▶ Exercise instructions:
Every record must be written out once more, with nothing added or omitted.

Items from a dataset:
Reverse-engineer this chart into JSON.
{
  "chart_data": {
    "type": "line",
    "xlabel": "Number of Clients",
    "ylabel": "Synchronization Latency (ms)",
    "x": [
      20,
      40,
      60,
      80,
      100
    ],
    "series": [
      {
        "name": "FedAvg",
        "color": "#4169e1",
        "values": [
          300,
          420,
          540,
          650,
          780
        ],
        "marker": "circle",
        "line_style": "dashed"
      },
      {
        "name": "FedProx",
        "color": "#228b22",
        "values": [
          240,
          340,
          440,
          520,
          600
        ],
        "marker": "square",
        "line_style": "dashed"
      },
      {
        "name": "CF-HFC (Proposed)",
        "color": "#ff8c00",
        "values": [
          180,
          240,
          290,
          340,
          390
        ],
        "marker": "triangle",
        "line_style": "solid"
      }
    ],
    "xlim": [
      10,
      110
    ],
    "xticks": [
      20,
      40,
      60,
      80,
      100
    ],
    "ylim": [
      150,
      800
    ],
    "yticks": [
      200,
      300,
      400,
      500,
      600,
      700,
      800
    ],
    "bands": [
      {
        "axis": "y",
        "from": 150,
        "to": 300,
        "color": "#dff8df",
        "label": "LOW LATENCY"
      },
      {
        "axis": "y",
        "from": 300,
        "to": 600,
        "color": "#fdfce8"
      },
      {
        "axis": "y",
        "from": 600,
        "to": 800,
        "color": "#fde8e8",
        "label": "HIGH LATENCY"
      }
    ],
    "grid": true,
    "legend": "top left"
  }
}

▶ Solution to this problem:
Reverse-engineer this chart into JSON.
{
  "chart_data": {
    "type": "line",
    "xlabel": "Number of Clients",
    "ylabel": "Synchronization Latency (ms)",
    "x": [
      20,
      40,
      60,
      80,
      100
    ],
    "series": [
      {
        "name": "FedAvg",
        "color": "#4169e1",
        "values": [
          300,
          420,
          540,
          650,
          780
        ],
        "marker": "circle",
        "line_style": "dashed"
      },
      {
        "name": "FedProx",
        "color": "#228b22",
        "values": [
          240,
          340,
          440,
          520,
          600
        ],
        "marker": "square",
        "line_style": "dashed"
      },
      {
        "name": "CF-HFC (Proposed)",
        "color": "#ff8c00",
        "values": [
          180,
          240,
          290,
          340,
          390
        ],
        "marker": "triangle",
        "line_style": "solid"
      }
    ],
    "xlim": [
      10,
      110
    ],
    "xticks": [
      20,
      40,
      60,
      80,
      100
    ],
    "ylim": [
      150,
      800
    ],
    "yticks": [
      200,
      300,
      400,
      500,
      600,
      700,
      800
    ],
    "bands": [
      {
        "axis": "y",
        "from": 150,
        "to": 300,
        "color": "#dff8df",
        "label": "LOW LATENCY"
      },
      {
        "axis": "y",
        "from": 300,
        "to": 600,
        "color": "#fdfce8"
      },
      {
        "axis": "y",
        "from": 600,
        "to": 800,
        "color": "#fde8e8",
        "label": "HIGH LATENCY"
      }
    ],
    "grid": true,
    "legend": "top left"
  }
}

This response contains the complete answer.